■ 課題の詳細
以下の経営改革に関する抜粋から、「2020年以降、企業はどう成長するのか。」と「で働く醍醐味を感じてほしい。」の間の部分を、両端の語句も含めて一字も変えずに出力してください。

■ 抜粋
===
2020年以降、企業はどう成長するのか。
トップが挑む「経営改革」ビジネストレンドが目まぐるしく変わる昨今。2020年以降も、さらなる変化の波が押し寄せてくる――。そんな中、日本を代表するリーディングカンパニーの経営者たちは、“生き残りをかけたチャレンジ”に踏み出した。各社の成長戦略や、経営理念を知り、企業で働く醍醐味を感じてほしい。
アクセンチュア株式会社
常務執行役員 金融サービス本部 統括本部長 中野将志氏
なかの・まさし/慶應義塾大学環境情報学部を卒業後、1995年にアクセンチュアへ新卒入社。金融機関のシステム開発、テクノロジーコンサルティングを経た後、2000年には戦略グループへ異動。約20年にわたって金融業界の事業戦略や海外展開の支援や、M&A戦略などに携わり、ビジネスおよびテクノロジー双方への深い見識と経験から、多数の大手金融機関に変革をもたらしてきた。05年よりマネジング・ディレクター、13年より金融サービス本部統括本部長(現職)、17年12月より常務執行役に就任
2010年代に入ってから現在に至るまでの数年間で、ビジネスシーンは大きく様変わりをしています。とりわけ注目すべき変化は3つ。
1つ目はスピードの激化。デジタル化の進展で製品やサービスのサイクルがどんどん短くなり、必要とあらば組織形態まで変えてしまう企業が増えています。
2つ目は「クロスインダストリー×クロスボーダー」。少し前までは想定してもみなかったような企業が、デジタルの力を生かしつつ業界や国境などの既存の垣根を越えて参入し、市場を席巻する。それが当たり前になっています。アマゾンなどが分かりやすい例です。
===
■ 提供情報
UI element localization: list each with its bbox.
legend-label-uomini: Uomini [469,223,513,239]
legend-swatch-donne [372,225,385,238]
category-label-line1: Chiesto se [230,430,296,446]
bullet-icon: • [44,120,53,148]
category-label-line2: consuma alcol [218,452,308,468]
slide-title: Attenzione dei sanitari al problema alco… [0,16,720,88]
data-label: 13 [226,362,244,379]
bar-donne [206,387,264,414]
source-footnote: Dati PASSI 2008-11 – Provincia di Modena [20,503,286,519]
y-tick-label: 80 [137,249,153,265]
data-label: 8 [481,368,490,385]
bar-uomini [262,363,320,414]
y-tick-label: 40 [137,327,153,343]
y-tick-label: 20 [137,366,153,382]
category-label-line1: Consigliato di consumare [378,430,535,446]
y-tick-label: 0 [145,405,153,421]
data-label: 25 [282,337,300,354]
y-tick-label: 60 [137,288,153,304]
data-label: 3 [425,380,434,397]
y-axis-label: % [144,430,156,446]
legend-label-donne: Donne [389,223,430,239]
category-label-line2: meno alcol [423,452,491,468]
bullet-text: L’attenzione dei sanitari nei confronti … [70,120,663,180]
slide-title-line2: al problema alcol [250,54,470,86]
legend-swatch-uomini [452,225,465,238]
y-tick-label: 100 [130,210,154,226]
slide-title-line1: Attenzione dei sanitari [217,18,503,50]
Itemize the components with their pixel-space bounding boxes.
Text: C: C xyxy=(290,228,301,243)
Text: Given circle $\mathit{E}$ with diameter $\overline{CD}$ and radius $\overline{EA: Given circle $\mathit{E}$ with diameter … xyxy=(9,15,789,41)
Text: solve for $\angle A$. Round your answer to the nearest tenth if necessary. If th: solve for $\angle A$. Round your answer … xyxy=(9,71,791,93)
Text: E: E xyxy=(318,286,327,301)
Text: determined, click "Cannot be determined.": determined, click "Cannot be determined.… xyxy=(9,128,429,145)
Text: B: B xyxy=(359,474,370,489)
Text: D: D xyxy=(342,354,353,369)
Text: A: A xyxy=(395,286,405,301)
===
■ 課題の結果
2020年以降、企業はどう成長するのか。
トップが挑む「経営改革」ビジネストレンドが目まぐるしく変わる昨今。2020年以降も、さらなる変化の波が押し寄せてくる――。そんな中、日本を代表するリーディングカンパニーの経営者たちは、“生き残りをかけたチャレンジ”に踏み出した。各社の成長戦略や、経営理念を知り、企業で働く醍醐味を感じてほしい。